→ WHAT THE EXERCISE ASKS
Faithfully return all lines, omitting every embedded picture.

→ DATA
>>>

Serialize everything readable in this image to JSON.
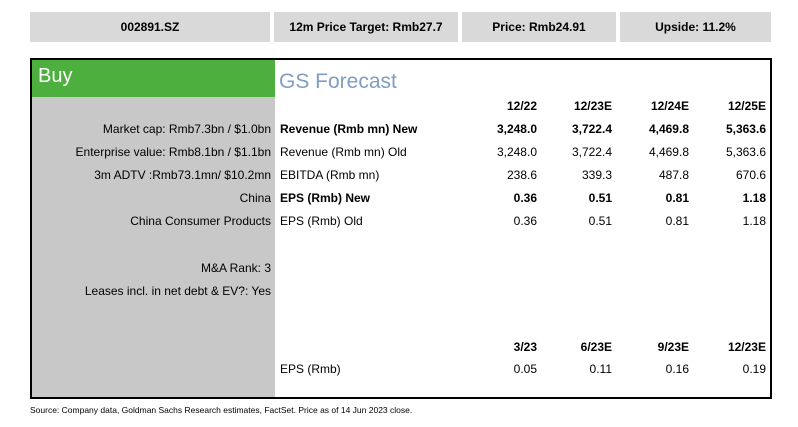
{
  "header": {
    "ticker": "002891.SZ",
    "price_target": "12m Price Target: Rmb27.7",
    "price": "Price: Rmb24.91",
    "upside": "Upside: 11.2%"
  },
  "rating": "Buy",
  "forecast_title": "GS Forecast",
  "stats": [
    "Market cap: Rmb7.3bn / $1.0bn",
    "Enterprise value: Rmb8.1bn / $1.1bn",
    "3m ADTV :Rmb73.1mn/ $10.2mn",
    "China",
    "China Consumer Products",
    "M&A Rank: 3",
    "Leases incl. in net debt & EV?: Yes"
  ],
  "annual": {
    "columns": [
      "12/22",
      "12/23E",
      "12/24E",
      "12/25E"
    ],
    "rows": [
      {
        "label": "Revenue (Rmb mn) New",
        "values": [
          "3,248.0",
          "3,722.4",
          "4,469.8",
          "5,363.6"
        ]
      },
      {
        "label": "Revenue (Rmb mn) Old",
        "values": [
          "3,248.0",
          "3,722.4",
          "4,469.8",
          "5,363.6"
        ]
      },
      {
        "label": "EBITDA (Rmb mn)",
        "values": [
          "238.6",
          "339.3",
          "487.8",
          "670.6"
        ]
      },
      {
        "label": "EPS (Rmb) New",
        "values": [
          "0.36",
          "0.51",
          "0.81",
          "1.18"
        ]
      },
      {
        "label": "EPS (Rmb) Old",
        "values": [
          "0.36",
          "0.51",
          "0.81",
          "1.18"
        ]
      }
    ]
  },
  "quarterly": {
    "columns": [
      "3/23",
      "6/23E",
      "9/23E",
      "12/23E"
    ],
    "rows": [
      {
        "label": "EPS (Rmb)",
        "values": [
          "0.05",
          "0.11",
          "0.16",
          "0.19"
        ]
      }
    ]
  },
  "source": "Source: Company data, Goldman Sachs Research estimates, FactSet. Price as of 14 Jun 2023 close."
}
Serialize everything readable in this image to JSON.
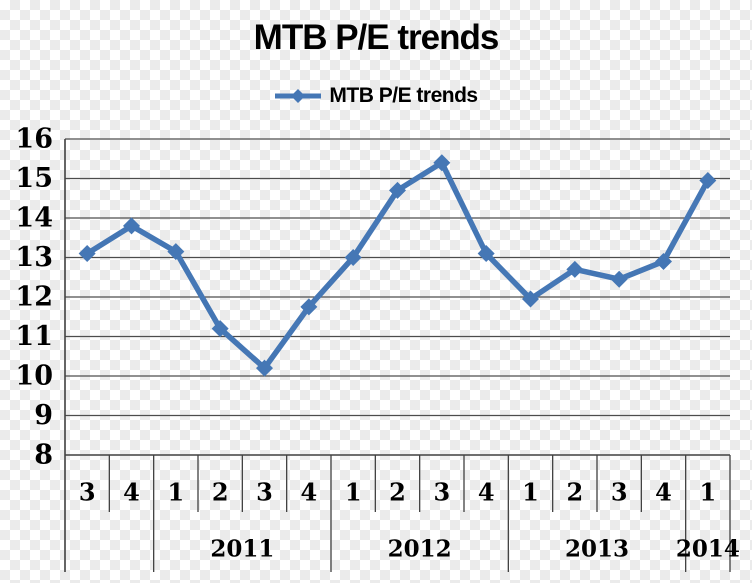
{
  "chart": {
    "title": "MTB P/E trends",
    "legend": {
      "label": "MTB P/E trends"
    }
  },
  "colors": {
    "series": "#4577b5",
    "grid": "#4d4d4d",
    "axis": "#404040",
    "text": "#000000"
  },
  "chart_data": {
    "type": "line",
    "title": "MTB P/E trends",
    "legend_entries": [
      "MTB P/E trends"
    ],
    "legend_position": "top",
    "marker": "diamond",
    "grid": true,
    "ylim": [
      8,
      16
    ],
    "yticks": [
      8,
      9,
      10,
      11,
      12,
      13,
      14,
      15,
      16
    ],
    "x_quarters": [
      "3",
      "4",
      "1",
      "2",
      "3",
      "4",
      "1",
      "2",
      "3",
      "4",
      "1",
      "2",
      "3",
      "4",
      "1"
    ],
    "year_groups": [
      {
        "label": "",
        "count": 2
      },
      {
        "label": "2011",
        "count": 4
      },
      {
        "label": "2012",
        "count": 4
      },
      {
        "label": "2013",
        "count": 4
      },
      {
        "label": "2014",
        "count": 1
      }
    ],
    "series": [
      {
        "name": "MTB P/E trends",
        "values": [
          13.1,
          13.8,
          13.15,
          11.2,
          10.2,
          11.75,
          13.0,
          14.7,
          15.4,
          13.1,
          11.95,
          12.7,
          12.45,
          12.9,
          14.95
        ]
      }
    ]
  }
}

<<<

→ COMPLETE OUTPUT
Serialize everything readable in this image to JSON.
{
  "header": {
    "ticker": "002891.SZ",
    "price_target": "12m Price Target: Rmb27.7",
    "price": "Price: Rmb24.91",
    "upside": "Upside: 11.2%"
  },
  "rating": "Buy",
  "forecast_title": "GS Forecast",
  "stats": [
    "Market cap: Rmb7.3bn / $1.0bn",
    "Enterprise value: Rmb8.1bn / $1.1bn",
    "3m ADTV :Rmb73.1mn/ $10.2mn",
    "China",
    "China Consumer Products",
    "M&A Rank: 3",
    "Leases incl. in net debt & EV?: Yes"
  ],
  "annual": {
    "columns": [
      "12/22",
      "12/23E",
      "12/24E",
      "12/25E"
    ],
    "rows": [
      {
        "label": "Revenue (Rmb mn) New",
        "values": [
          "3,248.0",
          "3,722.4",
          "4,469.8",
          "5,363.6"
        ]
      },
      {
        "label": "Revenue (Rmb mn) Old",
        "values": [
          "3,248.0",
          "3,722.4",
          "4,469.8",
          "5,363.6"
        ]
      },
      {
        "label": "EBITDA (Rmb mn)",
        "values": [
          "238.6",
          "339.3",
          "487.8",
          "670.6"
        ]
      },
      {
        "label": "EPS (Rmb) New",
        "values": [
          "0.36",
          "0.51",
          "0.81",
          "1.18"
        ]
      },
      {
        "label": "EPS (Rmb) Old",
        "values": [
          "0.36",
          "0.51",
          "0.81",
          "1.18"
        ]
      }
    ]
  },
  "quarterly": {
    "columns": [
      "3/23",
      "6/23E",
      "9/23E",
      "12/23E"
    ],
    "rows": [
      {
        "label": "EPS (Rmb)",
        "values": [
          "0.05",
          "0.11",
          "0.16",
          "0.19"
        ]
      }
    ]
  },
  "source": "Source: Company data, Goldman Sachs Research estimates, FactSet. Price as of 14 Jun 2023 close."
}
Serialize everything readable in this image to JSON.
{
  "chart": {
    "title": "MTB P/E trends",
    "legend": {
      "label": "MTB P/E trends"
    }
  },
  "colors": {
    "series": "#4577b5",
    "grid": "#4d4d4d",
    "axis": "#404040",
    "text": "#000000"
  },
  "chart_data": {
    "type": "line",
    "title": "MTB P/E trends",
    "legend_entries": [
      "MTB P/E trends"
    ],
    "legend_position": "top",
    "marker": "diamond",
    "grid": true,
    "ylim": [
      8,
      16
    ],
    "yticks": [
      8,
      9,
      10,
      11,
      12,
      13,
      14,
      15,
      16
    ],
    "x_quarters": [
      "3",
      "4",
      "1",
      "2",
      "3",
      "4",
      "1",
      "2",
      "3",
      "4",
      "1",
      "2",
      "3",
      "4",
      "1"
    ],
    "year_groups": [
      {
        "label": "",
        "count": 2
      },
      {
        "label": "2011",
        "count": 4
      },
      {
        "label": "2012",
        "count": 4
      },
      {
        "label": "2013",
        "count": 4
      },
      {
        "label": "2014",
        "count": 1
      }
    ],
    "series": [
      {
        "name": "MTB P/E trends",
        "values": [
          13.1,
          13.8,
          13.15,
          11.2,
          10.2,
          11.75,
          13.0,
          14.7,
          15.4,
          13.1,
          11.95,
          12.7,
          12.45,
          12.9,
          14.95
        ]
      }
    ]
  }
}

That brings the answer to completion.